● Task prompt:
Identify every line in the records below that contains the word "Neon", and copy each of those lines.

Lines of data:
········
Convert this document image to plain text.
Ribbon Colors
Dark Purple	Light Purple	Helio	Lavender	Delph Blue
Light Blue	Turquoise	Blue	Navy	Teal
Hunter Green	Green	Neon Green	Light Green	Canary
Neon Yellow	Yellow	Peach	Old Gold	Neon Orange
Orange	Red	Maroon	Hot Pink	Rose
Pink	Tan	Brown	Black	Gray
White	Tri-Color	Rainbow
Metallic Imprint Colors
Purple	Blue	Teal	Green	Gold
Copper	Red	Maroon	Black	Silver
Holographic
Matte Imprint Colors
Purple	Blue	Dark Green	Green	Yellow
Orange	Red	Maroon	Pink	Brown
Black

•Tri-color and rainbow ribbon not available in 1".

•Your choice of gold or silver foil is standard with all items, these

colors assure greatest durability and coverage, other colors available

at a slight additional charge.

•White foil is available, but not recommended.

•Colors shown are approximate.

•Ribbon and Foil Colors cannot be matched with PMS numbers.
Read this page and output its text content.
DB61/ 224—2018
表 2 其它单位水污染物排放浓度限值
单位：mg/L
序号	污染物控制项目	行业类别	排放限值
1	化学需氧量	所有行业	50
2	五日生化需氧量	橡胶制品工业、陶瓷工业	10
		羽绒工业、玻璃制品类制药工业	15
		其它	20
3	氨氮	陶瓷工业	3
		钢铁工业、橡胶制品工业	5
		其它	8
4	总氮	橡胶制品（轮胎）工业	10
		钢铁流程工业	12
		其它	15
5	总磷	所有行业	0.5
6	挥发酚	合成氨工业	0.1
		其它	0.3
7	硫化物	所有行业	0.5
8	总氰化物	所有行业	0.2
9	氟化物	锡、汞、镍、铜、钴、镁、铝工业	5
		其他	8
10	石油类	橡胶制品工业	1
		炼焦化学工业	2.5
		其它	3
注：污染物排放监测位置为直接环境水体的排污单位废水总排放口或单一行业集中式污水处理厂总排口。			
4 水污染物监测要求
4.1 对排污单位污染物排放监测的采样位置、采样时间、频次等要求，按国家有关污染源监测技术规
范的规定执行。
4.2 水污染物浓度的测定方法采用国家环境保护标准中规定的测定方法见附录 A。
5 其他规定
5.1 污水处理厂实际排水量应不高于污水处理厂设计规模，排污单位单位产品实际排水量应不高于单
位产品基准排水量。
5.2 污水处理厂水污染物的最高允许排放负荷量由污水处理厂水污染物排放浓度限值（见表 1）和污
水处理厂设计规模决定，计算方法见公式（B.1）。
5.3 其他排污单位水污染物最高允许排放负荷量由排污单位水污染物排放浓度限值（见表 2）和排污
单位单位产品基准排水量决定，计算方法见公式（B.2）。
········
● Full answer:
Hunter Green	Green	Neon Green	Light Green	Canary
Neon Yellow	Yellow	Peach	Old Gold	Neon Orange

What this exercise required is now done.